Work out how many lines in the listing below include the word "caption". Give nothing but the number.

··· MATERIAL FOR THIS EXERCISE

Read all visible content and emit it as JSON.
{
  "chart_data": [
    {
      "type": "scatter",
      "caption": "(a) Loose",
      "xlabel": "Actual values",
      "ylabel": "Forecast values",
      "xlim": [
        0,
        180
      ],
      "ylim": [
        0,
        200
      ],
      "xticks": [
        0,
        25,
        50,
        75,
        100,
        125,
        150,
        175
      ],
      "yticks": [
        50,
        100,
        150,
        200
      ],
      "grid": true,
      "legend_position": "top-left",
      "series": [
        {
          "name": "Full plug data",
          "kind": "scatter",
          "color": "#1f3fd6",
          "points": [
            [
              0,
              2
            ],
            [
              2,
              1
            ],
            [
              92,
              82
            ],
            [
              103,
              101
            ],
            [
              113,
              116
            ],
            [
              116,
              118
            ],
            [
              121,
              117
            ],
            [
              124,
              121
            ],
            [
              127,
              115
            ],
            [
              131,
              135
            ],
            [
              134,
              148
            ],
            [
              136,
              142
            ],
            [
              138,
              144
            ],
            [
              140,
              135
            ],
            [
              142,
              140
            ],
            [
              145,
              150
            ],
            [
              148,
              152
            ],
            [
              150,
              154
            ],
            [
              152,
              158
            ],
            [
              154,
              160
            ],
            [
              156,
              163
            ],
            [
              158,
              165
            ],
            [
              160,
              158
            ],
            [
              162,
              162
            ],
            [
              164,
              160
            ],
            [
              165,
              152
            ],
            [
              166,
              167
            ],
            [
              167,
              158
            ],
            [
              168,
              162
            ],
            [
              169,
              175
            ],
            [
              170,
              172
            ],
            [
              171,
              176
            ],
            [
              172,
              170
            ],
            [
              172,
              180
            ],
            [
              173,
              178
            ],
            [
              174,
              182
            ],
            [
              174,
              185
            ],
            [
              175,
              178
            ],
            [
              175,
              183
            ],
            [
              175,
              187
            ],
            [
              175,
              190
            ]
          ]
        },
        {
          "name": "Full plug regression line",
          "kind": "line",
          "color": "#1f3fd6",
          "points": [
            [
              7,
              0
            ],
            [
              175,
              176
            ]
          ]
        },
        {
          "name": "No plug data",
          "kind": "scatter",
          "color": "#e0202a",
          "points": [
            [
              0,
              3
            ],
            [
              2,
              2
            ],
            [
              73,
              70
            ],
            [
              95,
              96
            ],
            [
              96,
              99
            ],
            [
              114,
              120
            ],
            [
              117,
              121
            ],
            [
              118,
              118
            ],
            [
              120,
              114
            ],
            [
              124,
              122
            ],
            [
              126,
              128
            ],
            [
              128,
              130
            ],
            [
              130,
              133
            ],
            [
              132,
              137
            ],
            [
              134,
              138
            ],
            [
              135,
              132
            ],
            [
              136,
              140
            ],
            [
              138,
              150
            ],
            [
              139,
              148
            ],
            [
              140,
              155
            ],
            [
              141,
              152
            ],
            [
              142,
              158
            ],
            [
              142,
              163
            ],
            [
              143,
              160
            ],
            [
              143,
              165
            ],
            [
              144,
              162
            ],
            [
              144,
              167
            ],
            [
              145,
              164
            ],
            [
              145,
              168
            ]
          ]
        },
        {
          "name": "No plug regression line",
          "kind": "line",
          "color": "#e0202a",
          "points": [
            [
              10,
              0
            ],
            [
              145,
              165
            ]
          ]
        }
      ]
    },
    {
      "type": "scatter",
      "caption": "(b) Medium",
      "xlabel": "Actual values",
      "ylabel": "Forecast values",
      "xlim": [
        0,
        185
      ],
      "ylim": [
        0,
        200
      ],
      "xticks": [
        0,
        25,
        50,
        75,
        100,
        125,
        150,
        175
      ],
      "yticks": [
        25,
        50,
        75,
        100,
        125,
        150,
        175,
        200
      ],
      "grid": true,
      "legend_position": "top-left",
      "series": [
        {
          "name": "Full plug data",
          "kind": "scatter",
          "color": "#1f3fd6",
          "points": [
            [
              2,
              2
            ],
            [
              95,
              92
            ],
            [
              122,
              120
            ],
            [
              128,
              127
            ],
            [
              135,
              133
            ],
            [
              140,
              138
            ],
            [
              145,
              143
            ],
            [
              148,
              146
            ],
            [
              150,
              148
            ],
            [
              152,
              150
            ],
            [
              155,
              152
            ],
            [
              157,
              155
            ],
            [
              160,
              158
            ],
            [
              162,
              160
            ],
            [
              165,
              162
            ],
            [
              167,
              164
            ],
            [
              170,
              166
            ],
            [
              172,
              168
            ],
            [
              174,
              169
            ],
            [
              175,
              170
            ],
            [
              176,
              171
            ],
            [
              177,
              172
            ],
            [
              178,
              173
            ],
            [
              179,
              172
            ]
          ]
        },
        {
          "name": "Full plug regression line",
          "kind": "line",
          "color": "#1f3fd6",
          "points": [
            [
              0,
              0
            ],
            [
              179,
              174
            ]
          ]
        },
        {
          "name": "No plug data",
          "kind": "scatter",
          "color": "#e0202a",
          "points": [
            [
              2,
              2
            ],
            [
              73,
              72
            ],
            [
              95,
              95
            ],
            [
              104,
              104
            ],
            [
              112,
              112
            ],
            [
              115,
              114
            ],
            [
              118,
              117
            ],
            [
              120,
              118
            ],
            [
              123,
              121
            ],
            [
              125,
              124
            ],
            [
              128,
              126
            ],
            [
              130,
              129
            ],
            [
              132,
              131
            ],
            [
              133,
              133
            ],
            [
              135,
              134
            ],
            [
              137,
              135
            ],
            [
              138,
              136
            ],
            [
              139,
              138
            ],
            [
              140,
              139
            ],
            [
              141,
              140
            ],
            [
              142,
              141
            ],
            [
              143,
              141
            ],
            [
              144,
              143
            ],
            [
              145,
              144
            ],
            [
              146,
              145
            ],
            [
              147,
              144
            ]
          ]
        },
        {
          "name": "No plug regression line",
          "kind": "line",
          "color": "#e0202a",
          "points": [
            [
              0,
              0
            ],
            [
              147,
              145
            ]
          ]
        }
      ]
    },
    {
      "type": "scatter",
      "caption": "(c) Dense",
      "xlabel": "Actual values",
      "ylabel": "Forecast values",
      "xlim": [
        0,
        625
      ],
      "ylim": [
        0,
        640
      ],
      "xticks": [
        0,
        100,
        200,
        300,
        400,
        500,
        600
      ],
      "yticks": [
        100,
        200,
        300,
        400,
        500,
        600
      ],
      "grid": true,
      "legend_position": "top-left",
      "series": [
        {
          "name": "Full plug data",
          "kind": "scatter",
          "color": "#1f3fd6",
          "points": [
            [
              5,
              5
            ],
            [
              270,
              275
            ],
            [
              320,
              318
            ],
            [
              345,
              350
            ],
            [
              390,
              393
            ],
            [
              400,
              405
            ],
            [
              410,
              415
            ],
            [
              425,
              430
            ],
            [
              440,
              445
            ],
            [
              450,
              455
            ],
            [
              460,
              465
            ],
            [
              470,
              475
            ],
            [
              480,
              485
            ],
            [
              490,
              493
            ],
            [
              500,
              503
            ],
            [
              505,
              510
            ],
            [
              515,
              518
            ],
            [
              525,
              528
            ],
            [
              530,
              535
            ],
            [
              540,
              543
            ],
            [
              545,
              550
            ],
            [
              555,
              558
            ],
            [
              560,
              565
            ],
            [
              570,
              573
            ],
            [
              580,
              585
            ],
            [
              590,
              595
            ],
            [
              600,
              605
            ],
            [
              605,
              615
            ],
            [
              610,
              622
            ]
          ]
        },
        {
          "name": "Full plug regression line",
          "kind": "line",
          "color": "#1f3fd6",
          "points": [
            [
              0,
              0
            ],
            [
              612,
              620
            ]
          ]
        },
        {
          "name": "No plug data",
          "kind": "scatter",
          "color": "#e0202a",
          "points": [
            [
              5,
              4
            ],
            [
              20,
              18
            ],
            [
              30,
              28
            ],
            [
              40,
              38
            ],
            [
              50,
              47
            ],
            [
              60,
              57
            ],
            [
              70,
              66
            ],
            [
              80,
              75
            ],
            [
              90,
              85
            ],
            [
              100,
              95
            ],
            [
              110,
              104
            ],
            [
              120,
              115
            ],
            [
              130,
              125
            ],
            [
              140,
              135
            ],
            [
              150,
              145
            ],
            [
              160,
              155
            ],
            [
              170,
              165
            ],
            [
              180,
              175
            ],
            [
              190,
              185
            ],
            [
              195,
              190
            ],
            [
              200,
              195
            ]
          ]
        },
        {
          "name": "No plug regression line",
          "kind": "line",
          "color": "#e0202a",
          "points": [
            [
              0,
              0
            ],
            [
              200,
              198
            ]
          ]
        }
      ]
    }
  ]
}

······

### ANSWER TO THE PROBLEM
3